# Data section
= = = = = = =

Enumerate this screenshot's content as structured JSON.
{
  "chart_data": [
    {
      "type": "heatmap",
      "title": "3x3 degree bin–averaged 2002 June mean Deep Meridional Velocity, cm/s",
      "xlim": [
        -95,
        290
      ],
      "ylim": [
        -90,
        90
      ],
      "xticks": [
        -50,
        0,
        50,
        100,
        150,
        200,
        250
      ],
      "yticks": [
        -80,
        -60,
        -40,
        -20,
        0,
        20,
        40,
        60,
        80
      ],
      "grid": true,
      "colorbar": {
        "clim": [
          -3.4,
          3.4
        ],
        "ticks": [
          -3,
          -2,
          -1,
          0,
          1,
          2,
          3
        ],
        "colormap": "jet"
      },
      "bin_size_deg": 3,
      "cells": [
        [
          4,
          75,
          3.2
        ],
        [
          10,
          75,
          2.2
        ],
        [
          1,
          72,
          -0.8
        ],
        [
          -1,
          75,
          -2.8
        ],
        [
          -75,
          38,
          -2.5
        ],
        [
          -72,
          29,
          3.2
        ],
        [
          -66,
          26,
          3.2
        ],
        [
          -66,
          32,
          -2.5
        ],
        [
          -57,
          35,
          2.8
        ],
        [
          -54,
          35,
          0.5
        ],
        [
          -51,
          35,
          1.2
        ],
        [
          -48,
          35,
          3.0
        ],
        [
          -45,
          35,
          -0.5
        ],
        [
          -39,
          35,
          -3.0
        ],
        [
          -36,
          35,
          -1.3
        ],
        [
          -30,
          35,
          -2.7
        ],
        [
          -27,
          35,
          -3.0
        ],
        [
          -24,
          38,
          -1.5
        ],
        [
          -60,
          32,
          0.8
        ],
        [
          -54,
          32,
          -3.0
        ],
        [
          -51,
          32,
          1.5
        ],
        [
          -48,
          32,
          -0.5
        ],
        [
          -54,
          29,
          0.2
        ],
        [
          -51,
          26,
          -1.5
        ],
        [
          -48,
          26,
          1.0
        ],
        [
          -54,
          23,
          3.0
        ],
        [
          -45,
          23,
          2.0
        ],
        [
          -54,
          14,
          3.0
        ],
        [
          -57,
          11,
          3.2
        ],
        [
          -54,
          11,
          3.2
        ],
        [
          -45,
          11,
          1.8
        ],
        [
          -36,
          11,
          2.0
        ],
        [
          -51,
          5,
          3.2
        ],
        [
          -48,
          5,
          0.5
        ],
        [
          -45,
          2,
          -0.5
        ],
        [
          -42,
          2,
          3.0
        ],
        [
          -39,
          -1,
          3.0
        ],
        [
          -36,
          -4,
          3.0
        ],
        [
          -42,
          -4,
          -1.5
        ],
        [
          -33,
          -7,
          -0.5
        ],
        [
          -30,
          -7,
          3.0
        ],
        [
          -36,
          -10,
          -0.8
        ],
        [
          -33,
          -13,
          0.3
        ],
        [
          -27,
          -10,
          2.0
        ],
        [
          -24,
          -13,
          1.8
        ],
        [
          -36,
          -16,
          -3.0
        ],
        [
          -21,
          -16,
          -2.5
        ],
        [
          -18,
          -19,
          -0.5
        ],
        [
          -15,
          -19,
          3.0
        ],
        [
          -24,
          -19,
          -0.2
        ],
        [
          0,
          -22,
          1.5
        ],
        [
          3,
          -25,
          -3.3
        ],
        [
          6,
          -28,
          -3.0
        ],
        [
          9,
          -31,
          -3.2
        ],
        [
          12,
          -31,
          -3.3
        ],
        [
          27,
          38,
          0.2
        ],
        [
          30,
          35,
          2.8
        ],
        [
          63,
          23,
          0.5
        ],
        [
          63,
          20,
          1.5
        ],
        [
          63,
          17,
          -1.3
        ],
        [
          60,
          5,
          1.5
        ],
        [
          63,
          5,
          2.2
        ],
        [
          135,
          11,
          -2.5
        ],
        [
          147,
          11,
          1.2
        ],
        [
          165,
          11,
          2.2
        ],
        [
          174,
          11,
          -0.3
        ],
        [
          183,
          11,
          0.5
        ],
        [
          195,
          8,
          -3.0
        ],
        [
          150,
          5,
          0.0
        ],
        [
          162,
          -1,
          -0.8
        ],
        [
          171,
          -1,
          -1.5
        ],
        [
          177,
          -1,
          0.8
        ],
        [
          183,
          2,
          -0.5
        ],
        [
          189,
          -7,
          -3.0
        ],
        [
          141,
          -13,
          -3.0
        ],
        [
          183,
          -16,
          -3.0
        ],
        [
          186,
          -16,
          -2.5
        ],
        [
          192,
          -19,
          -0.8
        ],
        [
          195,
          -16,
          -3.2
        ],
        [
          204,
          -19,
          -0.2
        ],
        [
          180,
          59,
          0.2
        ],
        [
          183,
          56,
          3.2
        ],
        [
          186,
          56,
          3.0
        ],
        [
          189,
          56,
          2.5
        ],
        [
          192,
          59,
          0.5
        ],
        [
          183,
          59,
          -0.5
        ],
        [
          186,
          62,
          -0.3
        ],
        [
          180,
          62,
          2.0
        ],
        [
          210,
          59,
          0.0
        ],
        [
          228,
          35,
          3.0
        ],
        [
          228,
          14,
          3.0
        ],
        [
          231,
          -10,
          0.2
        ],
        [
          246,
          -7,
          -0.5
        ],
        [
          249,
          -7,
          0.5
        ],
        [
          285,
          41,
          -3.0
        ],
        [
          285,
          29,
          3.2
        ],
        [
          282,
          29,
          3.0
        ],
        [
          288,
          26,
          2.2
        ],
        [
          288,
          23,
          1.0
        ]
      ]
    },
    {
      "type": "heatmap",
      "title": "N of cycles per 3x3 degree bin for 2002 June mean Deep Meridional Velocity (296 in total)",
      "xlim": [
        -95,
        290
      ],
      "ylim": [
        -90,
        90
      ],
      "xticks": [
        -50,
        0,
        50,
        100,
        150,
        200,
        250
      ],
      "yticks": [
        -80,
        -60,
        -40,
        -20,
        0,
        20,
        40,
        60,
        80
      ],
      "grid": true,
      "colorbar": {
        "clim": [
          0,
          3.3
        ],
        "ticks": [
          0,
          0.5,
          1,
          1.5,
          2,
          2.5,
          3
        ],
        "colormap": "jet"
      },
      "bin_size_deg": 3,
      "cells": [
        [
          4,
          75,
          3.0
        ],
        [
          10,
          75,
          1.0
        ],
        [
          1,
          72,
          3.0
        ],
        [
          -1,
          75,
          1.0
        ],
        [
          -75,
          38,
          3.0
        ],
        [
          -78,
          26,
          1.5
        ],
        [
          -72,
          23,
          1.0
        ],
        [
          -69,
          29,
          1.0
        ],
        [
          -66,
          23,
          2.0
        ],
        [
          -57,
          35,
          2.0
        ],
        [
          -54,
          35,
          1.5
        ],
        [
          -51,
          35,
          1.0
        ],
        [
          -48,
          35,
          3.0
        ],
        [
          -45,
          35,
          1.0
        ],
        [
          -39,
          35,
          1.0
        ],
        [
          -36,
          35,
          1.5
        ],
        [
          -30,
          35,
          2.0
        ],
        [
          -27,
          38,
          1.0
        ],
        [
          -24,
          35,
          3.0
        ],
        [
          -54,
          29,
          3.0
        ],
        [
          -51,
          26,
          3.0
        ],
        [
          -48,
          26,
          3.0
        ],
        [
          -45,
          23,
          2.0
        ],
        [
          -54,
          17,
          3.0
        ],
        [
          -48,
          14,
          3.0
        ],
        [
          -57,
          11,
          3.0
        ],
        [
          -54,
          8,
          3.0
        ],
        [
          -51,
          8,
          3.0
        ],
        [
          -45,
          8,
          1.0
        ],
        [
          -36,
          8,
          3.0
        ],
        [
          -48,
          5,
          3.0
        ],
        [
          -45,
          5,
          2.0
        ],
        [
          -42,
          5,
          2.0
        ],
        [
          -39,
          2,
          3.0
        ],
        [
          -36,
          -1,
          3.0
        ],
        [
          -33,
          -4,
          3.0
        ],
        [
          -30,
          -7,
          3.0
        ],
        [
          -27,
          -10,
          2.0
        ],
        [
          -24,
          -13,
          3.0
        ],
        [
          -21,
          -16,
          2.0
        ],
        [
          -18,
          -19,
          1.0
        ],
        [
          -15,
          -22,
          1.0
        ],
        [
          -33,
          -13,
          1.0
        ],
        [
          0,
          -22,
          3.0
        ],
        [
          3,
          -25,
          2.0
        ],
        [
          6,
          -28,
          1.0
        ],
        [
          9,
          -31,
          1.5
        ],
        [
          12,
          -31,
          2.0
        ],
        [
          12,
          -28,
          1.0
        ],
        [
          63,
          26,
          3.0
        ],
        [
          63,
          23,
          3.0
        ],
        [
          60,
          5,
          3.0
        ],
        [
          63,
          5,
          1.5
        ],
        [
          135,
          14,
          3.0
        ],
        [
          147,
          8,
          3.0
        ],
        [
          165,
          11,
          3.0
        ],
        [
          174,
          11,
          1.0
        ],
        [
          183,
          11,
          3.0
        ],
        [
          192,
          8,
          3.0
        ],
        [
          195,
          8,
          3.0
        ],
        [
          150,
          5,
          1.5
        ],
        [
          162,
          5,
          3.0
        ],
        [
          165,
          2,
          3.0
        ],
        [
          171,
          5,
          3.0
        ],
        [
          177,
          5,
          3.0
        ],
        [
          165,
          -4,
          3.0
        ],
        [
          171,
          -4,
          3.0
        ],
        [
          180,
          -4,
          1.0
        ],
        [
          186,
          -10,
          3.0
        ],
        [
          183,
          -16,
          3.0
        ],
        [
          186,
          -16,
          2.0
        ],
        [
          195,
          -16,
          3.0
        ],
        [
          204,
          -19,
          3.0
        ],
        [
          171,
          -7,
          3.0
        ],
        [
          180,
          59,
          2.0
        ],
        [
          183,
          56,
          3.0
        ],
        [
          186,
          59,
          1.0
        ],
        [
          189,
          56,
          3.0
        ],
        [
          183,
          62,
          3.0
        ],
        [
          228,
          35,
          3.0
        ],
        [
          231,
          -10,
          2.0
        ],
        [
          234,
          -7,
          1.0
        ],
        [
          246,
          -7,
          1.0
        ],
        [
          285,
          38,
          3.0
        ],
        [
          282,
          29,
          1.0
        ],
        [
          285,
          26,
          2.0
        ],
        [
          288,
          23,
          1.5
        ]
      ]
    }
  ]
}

= = = = = = =

# Aim of the exercise
In the entries above, count each line holding "Velocity" and report the total and nothing more.

# The answer
2